> **Requirement**
Pull each line holding the word "right" from the data.

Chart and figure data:
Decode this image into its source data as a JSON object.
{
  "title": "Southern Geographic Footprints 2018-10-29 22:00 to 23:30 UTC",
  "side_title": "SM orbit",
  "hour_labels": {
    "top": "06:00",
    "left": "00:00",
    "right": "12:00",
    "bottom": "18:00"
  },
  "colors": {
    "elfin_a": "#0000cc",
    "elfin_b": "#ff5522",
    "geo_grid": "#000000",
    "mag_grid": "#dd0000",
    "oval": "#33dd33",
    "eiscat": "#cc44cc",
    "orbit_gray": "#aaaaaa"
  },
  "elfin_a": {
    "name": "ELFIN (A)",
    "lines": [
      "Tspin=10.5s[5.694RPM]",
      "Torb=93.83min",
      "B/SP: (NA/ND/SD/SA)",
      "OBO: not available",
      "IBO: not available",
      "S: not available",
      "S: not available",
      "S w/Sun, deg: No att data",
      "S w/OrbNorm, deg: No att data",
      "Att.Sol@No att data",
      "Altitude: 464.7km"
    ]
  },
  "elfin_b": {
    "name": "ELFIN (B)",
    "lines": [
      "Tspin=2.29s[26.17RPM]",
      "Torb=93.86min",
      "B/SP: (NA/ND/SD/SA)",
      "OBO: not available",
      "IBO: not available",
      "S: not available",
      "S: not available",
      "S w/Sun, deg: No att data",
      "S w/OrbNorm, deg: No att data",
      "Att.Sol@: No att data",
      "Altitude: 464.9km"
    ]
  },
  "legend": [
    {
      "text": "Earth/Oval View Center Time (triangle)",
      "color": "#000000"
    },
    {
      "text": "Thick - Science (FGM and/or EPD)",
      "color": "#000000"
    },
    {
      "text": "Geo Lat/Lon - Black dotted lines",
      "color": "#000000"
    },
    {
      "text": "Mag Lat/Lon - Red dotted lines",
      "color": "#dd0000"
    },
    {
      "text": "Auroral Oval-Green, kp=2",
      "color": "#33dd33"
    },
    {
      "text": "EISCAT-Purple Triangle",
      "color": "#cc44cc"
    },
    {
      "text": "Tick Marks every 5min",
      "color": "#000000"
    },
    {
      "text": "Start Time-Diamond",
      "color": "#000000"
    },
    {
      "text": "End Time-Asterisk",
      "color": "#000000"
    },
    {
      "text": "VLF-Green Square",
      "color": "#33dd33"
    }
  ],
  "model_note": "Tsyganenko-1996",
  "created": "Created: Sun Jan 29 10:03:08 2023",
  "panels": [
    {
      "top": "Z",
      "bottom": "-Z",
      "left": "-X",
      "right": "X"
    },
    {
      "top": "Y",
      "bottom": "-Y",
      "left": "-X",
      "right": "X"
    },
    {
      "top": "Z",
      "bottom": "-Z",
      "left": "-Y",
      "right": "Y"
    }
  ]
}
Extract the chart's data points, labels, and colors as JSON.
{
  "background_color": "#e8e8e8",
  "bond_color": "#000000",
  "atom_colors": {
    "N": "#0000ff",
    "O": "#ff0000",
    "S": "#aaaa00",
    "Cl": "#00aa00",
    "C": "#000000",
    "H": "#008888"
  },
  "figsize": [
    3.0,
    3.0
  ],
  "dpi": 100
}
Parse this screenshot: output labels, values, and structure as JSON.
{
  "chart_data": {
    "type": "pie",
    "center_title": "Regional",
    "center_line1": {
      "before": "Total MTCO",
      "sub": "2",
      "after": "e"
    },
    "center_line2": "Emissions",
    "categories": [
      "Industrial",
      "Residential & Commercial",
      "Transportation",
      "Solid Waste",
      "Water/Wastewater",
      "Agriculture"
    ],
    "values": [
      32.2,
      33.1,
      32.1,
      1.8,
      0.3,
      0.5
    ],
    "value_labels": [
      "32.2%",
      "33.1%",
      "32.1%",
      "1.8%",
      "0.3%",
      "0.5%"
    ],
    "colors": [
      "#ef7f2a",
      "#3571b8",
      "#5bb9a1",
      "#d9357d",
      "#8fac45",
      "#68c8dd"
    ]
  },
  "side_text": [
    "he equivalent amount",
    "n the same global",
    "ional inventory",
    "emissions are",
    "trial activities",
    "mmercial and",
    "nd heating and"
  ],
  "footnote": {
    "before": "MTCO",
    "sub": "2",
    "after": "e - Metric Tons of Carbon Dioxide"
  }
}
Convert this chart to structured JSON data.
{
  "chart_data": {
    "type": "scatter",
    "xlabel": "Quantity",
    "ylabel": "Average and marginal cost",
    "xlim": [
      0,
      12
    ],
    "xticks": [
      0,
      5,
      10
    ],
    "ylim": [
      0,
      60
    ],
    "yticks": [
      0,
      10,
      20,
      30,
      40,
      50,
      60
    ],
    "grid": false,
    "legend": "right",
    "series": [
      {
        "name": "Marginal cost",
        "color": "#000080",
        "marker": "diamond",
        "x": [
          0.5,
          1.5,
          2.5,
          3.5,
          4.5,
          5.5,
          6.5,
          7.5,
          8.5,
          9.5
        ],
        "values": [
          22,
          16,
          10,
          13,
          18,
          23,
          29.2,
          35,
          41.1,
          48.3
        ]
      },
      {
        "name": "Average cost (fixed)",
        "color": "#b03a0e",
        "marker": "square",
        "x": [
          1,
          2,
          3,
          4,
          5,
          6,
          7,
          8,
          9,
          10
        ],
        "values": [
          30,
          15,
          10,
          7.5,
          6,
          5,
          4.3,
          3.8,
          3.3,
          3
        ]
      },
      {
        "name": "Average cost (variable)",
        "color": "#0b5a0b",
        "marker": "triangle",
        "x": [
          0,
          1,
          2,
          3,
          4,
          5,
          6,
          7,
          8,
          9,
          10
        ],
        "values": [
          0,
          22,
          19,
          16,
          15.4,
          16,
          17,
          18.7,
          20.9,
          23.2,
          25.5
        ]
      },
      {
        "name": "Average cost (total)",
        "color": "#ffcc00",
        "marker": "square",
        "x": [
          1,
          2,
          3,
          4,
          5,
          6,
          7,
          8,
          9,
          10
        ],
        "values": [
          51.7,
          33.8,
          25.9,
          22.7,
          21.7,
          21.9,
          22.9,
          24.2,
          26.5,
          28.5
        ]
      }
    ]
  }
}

> **Result**
    "right": "12:00",
      "right": "X"
      "right": "X"
      "right": "Y"
    "legend": "right",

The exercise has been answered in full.